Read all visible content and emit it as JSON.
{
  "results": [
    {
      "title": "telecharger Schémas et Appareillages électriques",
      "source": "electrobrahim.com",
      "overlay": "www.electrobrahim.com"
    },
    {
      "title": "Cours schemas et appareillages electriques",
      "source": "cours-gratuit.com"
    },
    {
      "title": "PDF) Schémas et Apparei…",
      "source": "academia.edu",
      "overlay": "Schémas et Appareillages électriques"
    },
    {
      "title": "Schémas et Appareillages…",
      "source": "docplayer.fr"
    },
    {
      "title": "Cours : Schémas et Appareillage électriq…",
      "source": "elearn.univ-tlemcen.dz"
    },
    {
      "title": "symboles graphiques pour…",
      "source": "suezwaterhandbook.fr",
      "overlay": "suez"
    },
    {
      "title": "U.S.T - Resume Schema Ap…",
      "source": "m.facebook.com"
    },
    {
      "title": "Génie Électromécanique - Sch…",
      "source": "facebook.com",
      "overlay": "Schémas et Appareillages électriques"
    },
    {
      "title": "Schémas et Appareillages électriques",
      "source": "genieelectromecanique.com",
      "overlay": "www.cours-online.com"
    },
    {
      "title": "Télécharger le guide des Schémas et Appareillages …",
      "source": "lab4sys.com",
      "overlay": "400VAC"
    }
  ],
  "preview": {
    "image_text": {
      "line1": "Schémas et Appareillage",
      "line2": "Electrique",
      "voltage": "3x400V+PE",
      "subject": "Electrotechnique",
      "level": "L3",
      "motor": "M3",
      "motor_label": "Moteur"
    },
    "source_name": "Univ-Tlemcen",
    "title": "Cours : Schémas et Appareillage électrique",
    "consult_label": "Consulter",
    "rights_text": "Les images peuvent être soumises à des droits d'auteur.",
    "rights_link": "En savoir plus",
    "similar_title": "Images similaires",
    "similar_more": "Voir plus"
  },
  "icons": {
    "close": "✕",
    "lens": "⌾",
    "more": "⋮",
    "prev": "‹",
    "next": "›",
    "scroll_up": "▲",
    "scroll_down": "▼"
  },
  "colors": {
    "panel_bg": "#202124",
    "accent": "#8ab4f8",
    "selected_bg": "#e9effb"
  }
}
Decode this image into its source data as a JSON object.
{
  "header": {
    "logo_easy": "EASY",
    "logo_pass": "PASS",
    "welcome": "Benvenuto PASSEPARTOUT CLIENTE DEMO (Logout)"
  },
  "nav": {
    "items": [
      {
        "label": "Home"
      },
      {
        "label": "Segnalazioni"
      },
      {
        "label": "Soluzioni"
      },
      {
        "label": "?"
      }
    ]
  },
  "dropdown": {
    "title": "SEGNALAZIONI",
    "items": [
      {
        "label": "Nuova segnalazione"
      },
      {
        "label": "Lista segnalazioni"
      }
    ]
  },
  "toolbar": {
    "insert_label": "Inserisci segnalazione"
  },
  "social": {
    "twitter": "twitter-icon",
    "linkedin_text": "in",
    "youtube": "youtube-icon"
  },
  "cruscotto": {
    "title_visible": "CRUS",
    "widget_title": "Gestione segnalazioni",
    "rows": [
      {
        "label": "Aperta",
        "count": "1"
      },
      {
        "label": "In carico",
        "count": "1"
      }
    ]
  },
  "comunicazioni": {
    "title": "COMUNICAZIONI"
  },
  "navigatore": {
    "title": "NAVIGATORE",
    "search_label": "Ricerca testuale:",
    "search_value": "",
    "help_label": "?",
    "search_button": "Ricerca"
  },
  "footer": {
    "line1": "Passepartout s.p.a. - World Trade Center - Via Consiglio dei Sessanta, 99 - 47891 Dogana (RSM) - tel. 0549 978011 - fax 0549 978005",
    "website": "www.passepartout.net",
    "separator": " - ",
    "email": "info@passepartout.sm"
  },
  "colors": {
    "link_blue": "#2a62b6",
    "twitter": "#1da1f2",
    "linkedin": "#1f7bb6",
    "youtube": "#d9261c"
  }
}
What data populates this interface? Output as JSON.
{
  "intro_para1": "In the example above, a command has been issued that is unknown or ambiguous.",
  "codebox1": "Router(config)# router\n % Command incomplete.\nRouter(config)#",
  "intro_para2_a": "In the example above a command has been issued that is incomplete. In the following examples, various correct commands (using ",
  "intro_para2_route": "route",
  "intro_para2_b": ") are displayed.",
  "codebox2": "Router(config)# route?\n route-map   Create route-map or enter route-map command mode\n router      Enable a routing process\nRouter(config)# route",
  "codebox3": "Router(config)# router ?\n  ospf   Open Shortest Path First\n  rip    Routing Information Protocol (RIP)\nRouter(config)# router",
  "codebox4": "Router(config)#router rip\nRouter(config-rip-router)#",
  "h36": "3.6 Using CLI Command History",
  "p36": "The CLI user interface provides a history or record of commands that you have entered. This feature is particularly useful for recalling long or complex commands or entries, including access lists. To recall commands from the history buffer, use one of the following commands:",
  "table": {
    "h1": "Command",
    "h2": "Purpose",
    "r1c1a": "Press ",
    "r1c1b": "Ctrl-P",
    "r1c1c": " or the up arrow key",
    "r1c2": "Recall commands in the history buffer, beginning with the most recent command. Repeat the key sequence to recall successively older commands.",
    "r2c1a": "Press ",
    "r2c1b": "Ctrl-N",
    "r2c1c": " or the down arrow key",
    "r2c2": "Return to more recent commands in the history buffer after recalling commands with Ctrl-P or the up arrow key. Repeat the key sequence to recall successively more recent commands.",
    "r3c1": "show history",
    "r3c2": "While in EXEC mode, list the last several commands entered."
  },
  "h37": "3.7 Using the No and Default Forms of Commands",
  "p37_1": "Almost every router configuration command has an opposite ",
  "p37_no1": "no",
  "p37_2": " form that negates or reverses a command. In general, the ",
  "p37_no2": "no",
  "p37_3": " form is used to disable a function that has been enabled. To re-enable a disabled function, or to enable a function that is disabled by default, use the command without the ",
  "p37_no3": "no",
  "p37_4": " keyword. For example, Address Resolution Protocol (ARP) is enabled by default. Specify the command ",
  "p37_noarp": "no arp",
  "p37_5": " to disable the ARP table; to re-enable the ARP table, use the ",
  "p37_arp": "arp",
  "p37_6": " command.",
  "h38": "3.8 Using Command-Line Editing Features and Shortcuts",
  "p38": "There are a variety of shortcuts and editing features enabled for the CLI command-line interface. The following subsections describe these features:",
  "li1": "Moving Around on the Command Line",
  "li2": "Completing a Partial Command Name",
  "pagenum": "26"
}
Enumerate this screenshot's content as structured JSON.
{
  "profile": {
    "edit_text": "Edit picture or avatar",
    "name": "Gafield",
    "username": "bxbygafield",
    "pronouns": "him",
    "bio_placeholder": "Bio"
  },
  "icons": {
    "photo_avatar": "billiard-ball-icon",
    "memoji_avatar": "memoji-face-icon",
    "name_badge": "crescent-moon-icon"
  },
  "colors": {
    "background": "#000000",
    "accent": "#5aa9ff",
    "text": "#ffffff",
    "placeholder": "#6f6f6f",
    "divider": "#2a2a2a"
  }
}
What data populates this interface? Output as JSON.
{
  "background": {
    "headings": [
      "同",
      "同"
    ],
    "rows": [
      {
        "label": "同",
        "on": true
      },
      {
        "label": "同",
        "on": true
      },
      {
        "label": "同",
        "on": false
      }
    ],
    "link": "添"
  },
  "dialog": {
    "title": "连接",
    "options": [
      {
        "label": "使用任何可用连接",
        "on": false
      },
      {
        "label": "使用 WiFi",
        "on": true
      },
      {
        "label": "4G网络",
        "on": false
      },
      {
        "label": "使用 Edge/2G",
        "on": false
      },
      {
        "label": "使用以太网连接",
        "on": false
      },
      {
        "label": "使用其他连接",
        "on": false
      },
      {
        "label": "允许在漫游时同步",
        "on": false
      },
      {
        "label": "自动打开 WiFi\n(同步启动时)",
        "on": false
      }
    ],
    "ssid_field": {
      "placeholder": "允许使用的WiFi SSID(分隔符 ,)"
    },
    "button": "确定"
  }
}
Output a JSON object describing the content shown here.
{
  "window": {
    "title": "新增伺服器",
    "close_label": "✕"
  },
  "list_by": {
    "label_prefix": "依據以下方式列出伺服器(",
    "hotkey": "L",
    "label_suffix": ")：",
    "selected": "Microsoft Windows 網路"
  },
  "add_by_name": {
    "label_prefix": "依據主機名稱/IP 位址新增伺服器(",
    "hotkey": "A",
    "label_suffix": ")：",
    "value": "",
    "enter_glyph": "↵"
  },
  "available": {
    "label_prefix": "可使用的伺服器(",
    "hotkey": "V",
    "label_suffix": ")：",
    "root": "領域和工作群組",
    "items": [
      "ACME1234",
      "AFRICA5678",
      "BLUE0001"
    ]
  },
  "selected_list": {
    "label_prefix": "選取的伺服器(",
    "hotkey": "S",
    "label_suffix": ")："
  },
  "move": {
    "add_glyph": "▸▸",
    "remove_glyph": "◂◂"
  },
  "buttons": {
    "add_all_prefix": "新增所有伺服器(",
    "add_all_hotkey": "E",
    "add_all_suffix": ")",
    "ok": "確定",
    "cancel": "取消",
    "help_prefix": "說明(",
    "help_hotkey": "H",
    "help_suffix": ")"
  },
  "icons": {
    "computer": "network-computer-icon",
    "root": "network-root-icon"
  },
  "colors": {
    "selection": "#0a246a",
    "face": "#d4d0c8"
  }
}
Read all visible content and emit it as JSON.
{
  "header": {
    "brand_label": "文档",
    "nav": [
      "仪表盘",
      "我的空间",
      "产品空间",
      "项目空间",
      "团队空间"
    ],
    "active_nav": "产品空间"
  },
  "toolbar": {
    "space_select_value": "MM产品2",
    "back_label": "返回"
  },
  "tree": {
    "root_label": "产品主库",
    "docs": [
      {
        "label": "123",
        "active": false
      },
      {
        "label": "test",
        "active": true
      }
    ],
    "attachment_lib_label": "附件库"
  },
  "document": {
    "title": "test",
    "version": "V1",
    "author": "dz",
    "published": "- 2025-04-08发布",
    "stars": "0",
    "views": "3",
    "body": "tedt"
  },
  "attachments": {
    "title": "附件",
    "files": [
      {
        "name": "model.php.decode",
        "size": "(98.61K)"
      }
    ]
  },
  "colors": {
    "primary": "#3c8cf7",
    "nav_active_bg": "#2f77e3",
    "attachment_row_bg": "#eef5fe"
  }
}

━━━━━━━━━━━━━━━━

> Directions
Your task is to gather every line with the word "enabled" and copy it.

> Solution below
  "p37_3": " form is used to disable a function that has been enabled. To re-enable a disabled function, or to enable a function that is disabled by default, use the command without the ",
  "p37_4": " keyword. For example, Address Resolution Protocol (ARP) is enabled by default. Specify the command ",
  "p38": "There are a variety of shortcuts and editing features enabled for the CLI command-line interface. The following subsections describe these features:",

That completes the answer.